Saved data entries:
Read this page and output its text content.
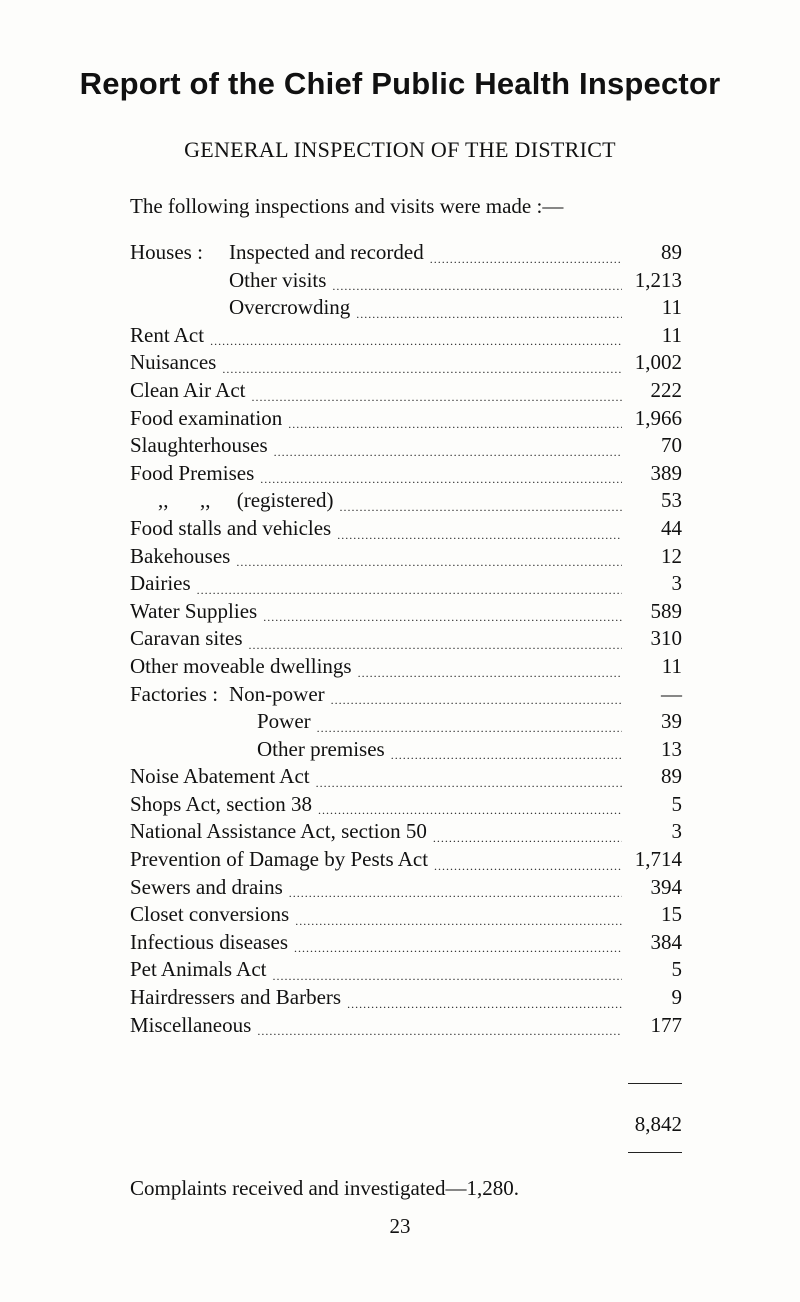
Report of the Chief Public Health Inspector
GENERAL INSPECTION OF THE DISTRICT
The following inspections and visits were made :—
Houses : Inspected and recorded .....	89
Other visits .....	1,213
Overcrowding .....	11
Rent Act .....	11
Nuisances .....	1,002
Clean Air Act .....	222
Food examination .....	1,966
Slaughterhouses .....	70
Food Premises .....	389
,,      ,,     (registered) .....	53
Food stalls and vehicles .....	44
Bakehouses .....	12
Dairies .....	3
Water Supplies .....	589
Caravan sites .....	310
Other moveable dwellings .....	11
Factories : Non-power .....	—
Power .....	39
Other premises .....	13
Noise Abatement Act .....	89
Shops Act, section 38 .....	5
National Assistance Act, section 50 .....	3
Prevention of Damage by Pests Act .....	1,714
Sewers and drains .....	394
Closet conversions .....	15
Infectious diseases .....	384
Pet Animals Act .....	5
Hairdressers and Barbers .....	9
Miscellaneous .....	177
8,842
Complaints received and investigated—1,280.
23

• What is required:
Without the pictures, transcribe the listing above exactly.

• Final answer:
Read this page and output its text content.
Report of the Chief Public Health Inspector
GENERAL INSPECTION OF THE DISTRICT
The following inspections and visits were made :—
Houses : Inspected and recorded .....	89
Other visits .....	1,213
Overcrowding .....	11
Rent Act .....	11
Nuisances .....	1,002
Clean Air Act .....	222
Food examination .....	1,966
Slaughterhouses .....	70
Food Premises .....	389
,,      ,,     (registered) .....	53
Food stalls and vehicles .....	44
Bakehouses .....	12
Dairies .....	3
Water Supplies .....	589
Caravan sites .....	310
Other moveable dwellings .....	11
Factories : Non-power .....	—
Power .....	39
Other premises .....	13
Noise Abatement Act .....	89
Shops Act, section 38 .....	5
National Assistance Act, section 50 .....	3
Prevention of Damage by Pests Act .....	1,714
Sewers and drains .....	394
Closet conversions .....	15
Infectious diseases .....	384
Pet Animals Act .....	5
Hairdressers and Barbers .....	9
Miscellaneous .....	177
8,842
Complaints received and investigated—1,280.
23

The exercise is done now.